* [Texto proporcionado]

:::

John Cheever, enorme escritor americano de cuentos cortos, tenía esa particular virtud de honestidad mezclada con fraudulencia que demostraba en sus escritos donde el dolor se aguzaba con la vergüenza y el disgusto por sí mismo. Y se ahogaba en alcohol para sobrellevarlo. Hizo un tratamiento de rehabilitación en 1975, dejó de beber ("Me quité 35 kilos de encima", declaró) pero nunca de fumar y murió de cáncer de pulmón en 1982. Amigo de Carver, daban clases en la misma universidad y se emborrachaban en el mismo bar; a tal punto de embriaguez llegaron un día, que tomaron un avión y amanecieron sorprendidos en otra ciudad.
Cheever pareciera revelar su ambigüedad, tan problemática y tan elevada, entre el alcohol y la escritura en un reportaje donde le consultan si se siente Dios frente a la máquina de escribir: "No, dirá, jamás me sentí así. Es más bien una sensación de inutilidad, todos tenemos un poder que nos controla, es parte de nuestras vidas. Ocurre en el amor, ocurre en el amor al trabajo. Es éxtasis, así de simple. Es lo que da sentido a la vida".

:::

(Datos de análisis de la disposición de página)
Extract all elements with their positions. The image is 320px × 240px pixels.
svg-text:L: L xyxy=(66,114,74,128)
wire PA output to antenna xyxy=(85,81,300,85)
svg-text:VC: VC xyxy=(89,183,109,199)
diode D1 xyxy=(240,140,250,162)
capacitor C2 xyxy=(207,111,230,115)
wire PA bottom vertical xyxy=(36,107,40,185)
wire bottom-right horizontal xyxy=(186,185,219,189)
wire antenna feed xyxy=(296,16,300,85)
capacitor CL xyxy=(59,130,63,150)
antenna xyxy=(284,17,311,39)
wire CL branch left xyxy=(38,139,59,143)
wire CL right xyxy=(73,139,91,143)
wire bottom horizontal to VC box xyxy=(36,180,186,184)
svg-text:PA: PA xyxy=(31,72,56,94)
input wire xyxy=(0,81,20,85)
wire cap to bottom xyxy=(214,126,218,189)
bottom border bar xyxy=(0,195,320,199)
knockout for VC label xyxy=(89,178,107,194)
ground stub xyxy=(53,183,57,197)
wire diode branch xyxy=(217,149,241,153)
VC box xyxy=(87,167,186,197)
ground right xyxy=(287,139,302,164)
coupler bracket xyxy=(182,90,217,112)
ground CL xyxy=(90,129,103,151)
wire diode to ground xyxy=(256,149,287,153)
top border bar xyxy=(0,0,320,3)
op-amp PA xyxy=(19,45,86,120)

:::

* [Qué hacer]
1. Enumera todas las cifras que aparecen en el texto sobre John Cheever e indica a qué se refiere cada una.
2. Prolonga el texto sobre John Cheever a partir de su última oración.

* [Respuestas del ejercicio]
1.
- 1975: el año en que Cheever hizo un tratamiento de rehabilitación.
- 35: los kilos que, según declaró, se quitó de encima al dejar de beber.
- 1982: el año en que murió de cáncer de pulmón.

2.
Anne Sexton, la más grande poeta confesional, concluye su Cigarrillos y whisky y mujeres salvajes, salvajes con casi un grito de ayuda: "(…) Ahora que he escrito tantas palabras/Y revelado tantos amores, para tantos/Y permanezco tan entera como siempre he sido/Una mujer de excesos, de fervor y ambición/Encuentro al esfuerzo inútil/¿Acaso no miro al espejo/Estos días y veo/A una rata esquivando mis ojos?/¿No siento tan intensamente el hambre/Que moriría antes de mirarla a la cara?/Me arrodillo una vez más/Por si acaso la piedad llegase/Justo a tiempo". El 4 de octubre de 1974, se puso el abrigo de piel de su madre, se sirvió una copa de vodka, se sentó en su auto estacionado en el garage de su casa y murió asfixiada por el monóxido de carbono del motor.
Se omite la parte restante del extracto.